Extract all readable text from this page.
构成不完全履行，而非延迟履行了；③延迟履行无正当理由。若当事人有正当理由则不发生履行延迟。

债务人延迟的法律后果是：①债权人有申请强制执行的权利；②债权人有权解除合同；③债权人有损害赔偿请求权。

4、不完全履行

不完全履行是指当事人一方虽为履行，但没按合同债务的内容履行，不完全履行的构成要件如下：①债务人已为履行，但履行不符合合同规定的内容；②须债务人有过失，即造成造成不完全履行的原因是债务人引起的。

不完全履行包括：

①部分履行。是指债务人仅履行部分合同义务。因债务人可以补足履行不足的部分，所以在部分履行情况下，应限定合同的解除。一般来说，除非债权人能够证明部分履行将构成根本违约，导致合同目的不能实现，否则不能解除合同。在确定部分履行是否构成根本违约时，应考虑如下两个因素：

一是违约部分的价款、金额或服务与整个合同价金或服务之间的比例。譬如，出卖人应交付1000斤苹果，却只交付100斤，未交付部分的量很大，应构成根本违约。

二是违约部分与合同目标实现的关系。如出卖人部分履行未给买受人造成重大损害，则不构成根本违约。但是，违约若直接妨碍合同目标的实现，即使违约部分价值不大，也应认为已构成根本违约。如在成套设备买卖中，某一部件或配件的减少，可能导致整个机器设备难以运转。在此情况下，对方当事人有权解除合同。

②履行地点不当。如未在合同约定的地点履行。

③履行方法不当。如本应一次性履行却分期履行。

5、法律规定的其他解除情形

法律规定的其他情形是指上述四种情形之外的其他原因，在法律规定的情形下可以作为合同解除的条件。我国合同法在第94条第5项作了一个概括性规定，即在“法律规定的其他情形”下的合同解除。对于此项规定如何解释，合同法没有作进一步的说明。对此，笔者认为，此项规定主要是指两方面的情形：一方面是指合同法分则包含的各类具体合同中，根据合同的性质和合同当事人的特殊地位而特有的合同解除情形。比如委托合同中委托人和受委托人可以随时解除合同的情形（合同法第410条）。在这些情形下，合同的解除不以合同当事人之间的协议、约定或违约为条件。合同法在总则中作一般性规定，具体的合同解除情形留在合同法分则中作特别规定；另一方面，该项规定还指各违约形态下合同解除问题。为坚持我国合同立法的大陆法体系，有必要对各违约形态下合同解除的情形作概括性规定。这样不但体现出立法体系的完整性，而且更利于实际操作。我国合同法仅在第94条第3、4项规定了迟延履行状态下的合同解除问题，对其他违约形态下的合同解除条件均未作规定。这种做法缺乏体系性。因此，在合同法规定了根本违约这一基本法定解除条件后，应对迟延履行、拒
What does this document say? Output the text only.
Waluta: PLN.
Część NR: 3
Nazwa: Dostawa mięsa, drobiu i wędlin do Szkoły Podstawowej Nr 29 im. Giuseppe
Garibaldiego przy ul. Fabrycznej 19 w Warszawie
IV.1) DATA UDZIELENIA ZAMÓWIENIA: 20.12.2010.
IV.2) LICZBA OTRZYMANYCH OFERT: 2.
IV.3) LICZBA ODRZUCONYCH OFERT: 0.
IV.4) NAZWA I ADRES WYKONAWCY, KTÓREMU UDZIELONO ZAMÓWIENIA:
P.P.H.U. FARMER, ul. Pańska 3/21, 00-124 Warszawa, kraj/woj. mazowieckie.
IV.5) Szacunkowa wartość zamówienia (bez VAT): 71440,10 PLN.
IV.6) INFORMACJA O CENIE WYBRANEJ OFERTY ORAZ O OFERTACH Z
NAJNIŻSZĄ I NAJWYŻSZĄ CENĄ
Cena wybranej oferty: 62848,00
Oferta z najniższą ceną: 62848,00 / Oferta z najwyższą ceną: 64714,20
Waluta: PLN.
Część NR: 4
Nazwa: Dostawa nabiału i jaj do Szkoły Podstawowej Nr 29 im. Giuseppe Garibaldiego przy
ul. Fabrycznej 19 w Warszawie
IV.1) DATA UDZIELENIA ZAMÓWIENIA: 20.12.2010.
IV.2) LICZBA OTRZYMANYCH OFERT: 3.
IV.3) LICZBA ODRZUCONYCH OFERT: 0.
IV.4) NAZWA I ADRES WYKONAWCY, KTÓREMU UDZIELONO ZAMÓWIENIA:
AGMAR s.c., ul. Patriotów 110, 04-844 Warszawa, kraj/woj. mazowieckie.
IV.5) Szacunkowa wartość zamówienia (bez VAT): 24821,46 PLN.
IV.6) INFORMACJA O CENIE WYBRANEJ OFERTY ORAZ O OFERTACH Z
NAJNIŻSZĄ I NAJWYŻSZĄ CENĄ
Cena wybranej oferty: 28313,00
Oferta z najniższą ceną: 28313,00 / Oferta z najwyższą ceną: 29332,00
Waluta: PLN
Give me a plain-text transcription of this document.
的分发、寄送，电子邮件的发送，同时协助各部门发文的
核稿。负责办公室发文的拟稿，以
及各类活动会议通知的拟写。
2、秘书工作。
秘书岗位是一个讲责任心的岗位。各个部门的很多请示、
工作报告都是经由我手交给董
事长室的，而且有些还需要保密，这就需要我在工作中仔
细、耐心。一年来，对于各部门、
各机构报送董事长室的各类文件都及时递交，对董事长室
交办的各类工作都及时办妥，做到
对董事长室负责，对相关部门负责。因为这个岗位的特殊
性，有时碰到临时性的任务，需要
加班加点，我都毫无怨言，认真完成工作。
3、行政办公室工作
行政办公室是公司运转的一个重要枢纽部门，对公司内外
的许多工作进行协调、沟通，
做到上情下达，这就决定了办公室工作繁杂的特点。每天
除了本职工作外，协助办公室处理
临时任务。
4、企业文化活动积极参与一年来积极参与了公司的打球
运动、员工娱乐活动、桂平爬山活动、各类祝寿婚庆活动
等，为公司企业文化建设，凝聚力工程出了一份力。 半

========================

→ TASK GOAL: Report back each line of the entries that holds the string "OTRZYMANYCH".

→ ANSWER:
IV.2) LICZBA OTRZYMANYCH OFERT: 2.
IV.2) LICZBA OTRZYMANYCH OFERT: 3.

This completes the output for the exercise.